■ **TASK TO CARRY OUT**: In the listing below, locate the lines that hold "天津市滨海新区" and copy them.

■ **SOURCE RECORDS**:
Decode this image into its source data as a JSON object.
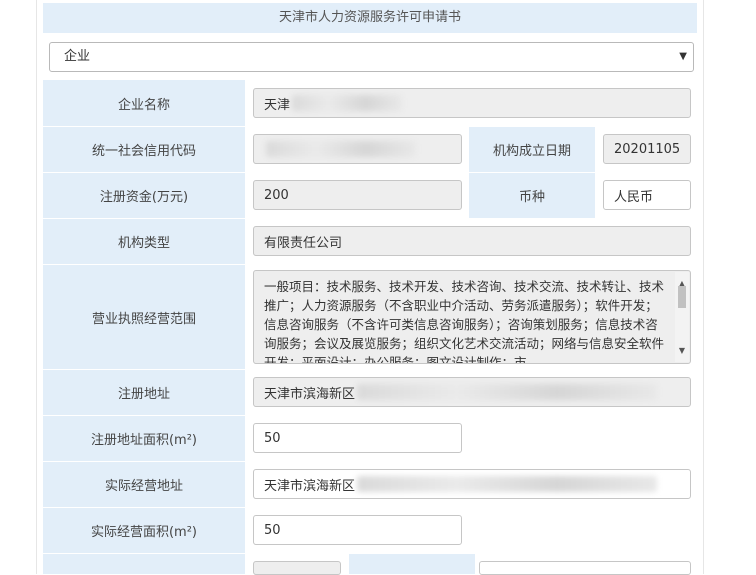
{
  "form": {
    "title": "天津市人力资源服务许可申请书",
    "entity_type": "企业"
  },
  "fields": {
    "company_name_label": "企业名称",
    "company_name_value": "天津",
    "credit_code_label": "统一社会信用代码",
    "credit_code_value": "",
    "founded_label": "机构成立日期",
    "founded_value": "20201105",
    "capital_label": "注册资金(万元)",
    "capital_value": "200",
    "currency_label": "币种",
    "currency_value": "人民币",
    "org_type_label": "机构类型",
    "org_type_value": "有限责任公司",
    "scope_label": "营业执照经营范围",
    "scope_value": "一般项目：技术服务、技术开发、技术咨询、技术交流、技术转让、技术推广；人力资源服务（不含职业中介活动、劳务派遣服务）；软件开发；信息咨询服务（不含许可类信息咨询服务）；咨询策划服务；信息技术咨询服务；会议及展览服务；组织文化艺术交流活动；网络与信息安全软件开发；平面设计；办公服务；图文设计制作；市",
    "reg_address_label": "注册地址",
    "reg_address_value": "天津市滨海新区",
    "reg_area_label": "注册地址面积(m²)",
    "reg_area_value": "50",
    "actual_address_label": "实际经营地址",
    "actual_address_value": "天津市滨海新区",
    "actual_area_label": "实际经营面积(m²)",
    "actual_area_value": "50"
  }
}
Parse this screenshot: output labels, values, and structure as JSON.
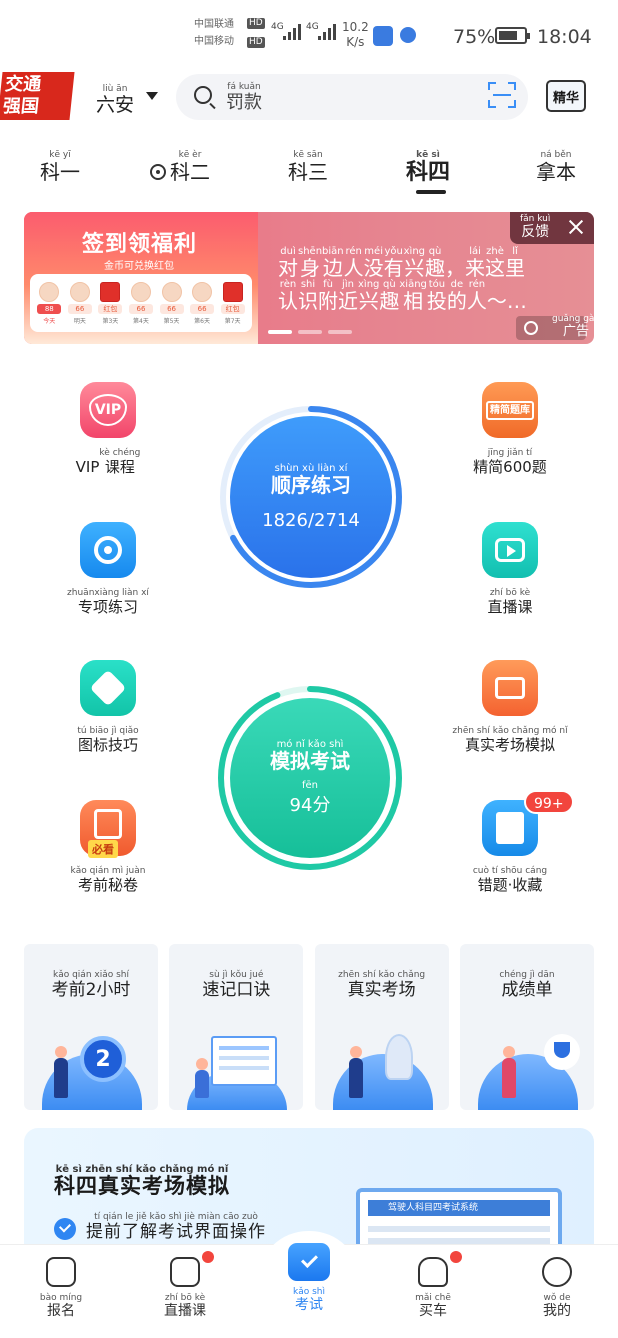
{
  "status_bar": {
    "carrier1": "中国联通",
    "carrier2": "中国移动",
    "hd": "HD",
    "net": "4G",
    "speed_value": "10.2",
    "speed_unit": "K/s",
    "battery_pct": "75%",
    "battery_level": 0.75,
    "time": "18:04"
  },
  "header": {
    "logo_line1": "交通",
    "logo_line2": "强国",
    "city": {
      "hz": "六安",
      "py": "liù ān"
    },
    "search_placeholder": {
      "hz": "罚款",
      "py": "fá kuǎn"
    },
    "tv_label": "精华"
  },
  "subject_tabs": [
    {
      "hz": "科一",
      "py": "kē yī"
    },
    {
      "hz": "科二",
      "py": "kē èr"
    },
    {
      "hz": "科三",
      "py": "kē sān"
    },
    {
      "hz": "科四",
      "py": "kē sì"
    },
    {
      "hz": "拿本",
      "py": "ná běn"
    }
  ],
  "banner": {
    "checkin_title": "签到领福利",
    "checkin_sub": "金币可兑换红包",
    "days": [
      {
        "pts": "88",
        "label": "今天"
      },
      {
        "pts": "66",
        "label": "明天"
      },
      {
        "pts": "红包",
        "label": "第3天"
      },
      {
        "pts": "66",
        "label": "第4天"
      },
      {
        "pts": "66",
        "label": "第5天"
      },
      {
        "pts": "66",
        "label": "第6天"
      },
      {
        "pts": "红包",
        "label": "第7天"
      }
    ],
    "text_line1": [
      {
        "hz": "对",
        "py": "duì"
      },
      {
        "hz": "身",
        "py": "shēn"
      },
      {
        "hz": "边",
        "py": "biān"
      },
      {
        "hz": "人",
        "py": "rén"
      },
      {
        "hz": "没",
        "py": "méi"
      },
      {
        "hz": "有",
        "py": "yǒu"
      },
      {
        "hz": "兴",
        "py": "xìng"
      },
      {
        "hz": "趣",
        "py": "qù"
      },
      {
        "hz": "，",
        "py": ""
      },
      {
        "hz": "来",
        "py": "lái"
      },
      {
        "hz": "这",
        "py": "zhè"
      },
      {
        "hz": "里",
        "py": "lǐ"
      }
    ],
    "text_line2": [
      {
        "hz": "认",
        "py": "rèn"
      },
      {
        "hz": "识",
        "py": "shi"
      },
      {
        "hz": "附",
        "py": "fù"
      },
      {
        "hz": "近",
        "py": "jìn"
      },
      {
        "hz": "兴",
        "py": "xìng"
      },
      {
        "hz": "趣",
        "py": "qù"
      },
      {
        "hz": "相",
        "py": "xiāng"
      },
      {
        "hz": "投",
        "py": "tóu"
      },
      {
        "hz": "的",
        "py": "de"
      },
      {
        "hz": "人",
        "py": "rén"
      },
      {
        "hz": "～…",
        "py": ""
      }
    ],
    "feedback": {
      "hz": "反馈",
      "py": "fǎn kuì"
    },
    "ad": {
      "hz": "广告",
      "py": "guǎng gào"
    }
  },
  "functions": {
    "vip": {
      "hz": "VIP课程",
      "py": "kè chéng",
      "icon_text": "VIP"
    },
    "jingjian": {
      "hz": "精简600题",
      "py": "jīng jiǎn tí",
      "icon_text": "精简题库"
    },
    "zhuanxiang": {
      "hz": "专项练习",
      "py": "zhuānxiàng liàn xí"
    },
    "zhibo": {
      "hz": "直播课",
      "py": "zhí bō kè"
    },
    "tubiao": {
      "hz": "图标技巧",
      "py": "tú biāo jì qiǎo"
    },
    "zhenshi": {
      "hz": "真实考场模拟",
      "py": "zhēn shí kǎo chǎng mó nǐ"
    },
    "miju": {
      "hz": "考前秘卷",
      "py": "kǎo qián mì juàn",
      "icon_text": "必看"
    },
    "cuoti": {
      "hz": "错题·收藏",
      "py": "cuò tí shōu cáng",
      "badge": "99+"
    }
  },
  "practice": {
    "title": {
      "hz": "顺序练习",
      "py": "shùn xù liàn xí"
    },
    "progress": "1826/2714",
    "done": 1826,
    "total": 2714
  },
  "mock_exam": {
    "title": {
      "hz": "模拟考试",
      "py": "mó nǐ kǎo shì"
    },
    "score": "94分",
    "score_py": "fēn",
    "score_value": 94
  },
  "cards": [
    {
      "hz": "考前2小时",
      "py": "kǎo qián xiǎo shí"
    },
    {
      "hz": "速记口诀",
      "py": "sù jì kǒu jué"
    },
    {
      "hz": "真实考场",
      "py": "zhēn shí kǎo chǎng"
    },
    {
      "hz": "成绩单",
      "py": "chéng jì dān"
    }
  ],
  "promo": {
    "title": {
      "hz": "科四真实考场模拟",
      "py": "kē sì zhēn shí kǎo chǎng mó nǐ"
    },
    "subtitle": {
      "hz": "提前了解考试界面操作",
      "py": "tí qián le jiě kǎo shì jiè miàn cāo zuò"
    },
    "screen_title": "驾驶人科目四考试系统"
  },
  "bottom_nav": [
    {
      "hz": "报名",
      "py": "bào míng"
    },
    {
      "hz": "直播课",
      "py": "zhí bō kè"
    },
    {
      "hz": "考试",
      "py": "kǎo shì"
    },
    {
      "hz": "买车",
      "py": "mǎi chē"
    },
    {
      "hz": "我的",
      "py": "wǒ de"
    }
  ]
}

* * *

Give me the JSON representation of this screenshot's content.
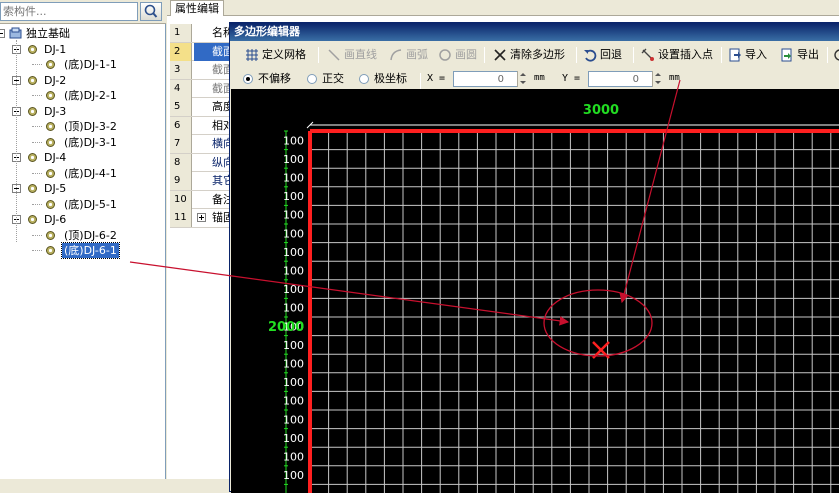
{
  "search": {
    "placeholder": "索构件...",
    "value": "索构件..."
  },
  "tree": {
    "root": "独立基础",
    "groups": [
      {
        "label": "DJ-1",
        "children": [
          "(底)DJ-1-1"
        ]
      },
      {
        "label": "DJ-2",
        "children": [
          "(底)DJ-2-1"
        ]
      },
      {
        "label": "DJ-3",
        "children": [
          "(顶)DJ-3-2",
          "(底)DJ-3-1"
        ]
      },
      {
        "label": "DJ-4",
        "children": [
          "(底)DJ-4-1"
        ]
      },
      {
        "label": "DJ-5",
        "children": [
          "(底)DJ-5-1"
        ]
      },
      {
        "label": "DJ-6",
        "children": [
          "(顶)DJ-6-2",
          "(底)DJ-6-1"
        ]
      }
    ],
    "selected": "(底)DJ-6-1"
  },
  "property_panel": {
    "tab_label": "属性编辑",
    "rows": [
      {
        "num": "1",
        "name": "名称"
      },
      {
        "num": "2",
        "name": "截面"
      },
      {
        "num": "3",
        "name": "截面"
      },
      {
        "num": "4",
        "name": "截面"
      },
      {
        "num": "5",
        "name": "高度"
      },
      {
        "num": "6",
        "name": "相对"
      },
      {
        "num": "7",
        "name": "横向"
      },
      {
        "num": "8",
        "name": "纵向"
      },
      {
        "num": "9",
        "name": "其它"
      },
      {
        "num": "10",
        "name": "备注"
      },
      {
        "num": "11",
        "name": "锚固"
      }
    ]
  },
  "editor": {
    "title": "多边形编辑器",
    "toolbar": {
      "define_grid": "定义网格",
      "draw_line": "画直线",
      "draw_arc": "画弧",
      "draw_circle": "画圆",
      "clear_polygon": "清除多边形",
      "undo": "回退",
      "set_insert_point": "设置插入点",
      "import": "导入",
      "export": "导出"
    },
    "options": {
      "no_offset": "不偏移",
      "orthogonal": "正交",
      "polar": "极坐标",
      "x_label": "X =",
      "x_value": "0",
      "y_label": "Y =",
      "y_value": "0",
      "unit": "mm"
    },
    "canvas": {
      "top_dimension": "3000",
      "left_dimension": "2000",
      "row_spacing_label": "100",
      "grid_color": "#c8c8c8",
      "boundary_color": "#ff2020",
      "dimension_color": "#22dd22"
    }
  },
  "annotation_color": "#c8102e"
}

■ **REPLY**:
    "reg_address_value": "天津市滨海新区",
    "actual_address_value": "天津市滨海新区",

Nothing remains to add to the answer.